* [Request] Reproduce the records. Keep every word exact and include no images.

(Collected data)
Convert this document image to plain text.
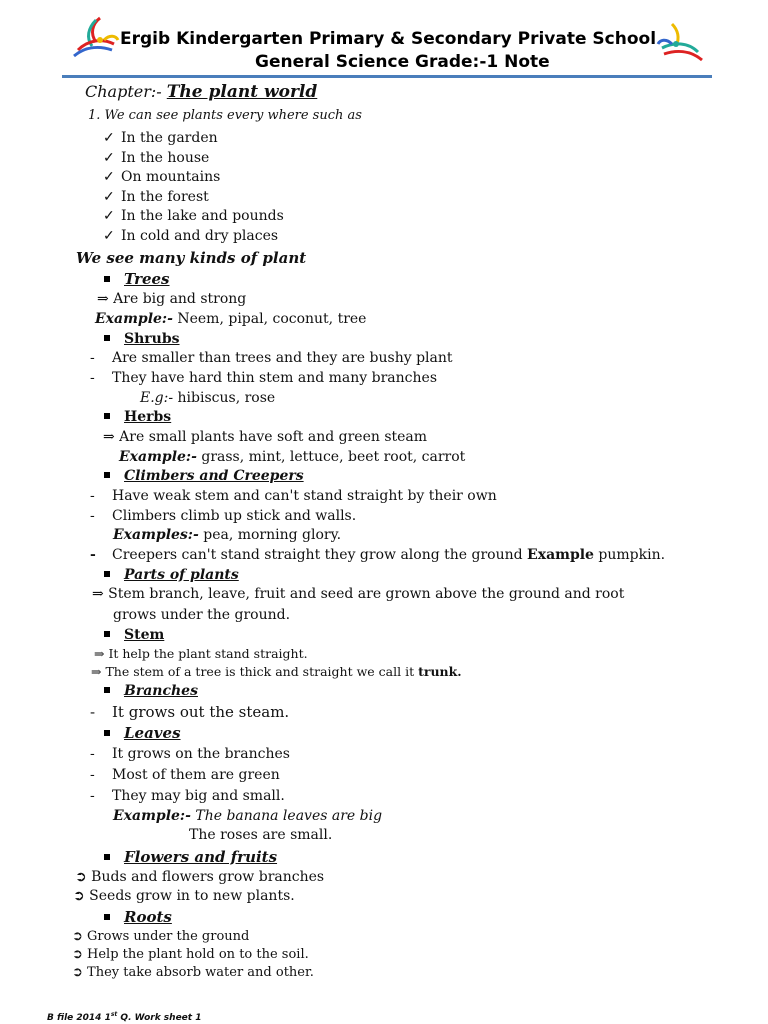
Ergib Kindergarten Primary & Secondary Private School
General Science Grade:-1 Note
Chapter:- The plant world
1. We can see plants every where such as
✓ In the garden
✓ In the house
✓ On mountains
✓ In the forest
✓ In the lake and pounds
✓ In cold and dry places
We see many kinds of plant
Trees
⇒ Are big and strong
Example:- Neem, pipal, coconut, tree
Shrubs
- Are smaller than trees and they are bushy plant
- They have hard thin stem and many branches
E.g:- hibiscus, rose
Herbs
⇒ Are small plants have soft and green steam
Example:- grass, mint, lettuce, beet root, carrot
Climbers and Creepers
- Have weak stem and can't stand straight by their own
- Climbers climb up stick and walls.
Examples:- pea, morning glory.
- Creepers can't stand straight they grow along the ground Example pumpkin.
Parts of plants
⇒ Stem branch, leave, fruit and seed are grown above the ground and root
grows under the ground.
Stem
⇒ It help the plant stand straight.
⇒ The stem of a tree is thick and straight we call it trunk.
Branches
- It grows out the steam.
Leaves
- It grows on the branches
- Most of them are green
- They may big and small.
Example:- The banana leaves are big
The roses are small.
Flowers and fruits
➲ Buds and flowers grow branches
➲ Seeds grow in to new plants.
Roots
➲ Grows under the ground
➲ Help the plant hold on to the soil.
➲ They take absorb water and other.
B file 2014 1st Q. Work sheet 1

* [Solution for this problem]
Convert this document image to plain text.
Ergib Kindergarten Primary & Secondary Private School
General Science Grade:-1 Note
Chapter:- The plant world
1. We can see plants every where such as
✓ In the garden
✓ In the house
✓ On mountains
✓ In the forest
✓ In the lake and pounds
✓ In cold and dry places
We see many kinds of plant
Trees
⇒ Are big and strong
Example:- Neem, pipal, coconut, tree
Shrubs
- Are smaller than trees and they are bushy plant
- They have hard thin stem and many branches
E.g:- hibiscus, rose
Herbs
⇒ Are small plants have soft and green steam
Example:- grass, mint, lettuce, beet root, carrot
Climbers and Creepers
- Have weak stem and can't stand straight by their own
- Climbers climb up stick and walls.
Examples:- pea, morning glory.
- Creepers can't stand straight they grow along the ground Example pumpkin.
Parts of plants
⇒ Stem branch, leave, fruit and seed are grown above the ground and root
grows under the ground.
Stem
⇒ It help the plant stand straight.
⇒ The stem of a tree is thick and straight we call it trunk.
Branches
- It grows out the steam.
Leaves
- It grows on the branches
- Most of them are green
- They may big and small.
Example:- The banana leaves are big
The roses are small.
Flowers and fruits
➲ Buds and flowers grow branches
➲ Seeds grow in to new plants.
Roots
➲ Grows under the ground
➲ Help the plant hold on to the soil.
➲ They take absorb water and other.
B file 2014 1st Q. Work sheet 1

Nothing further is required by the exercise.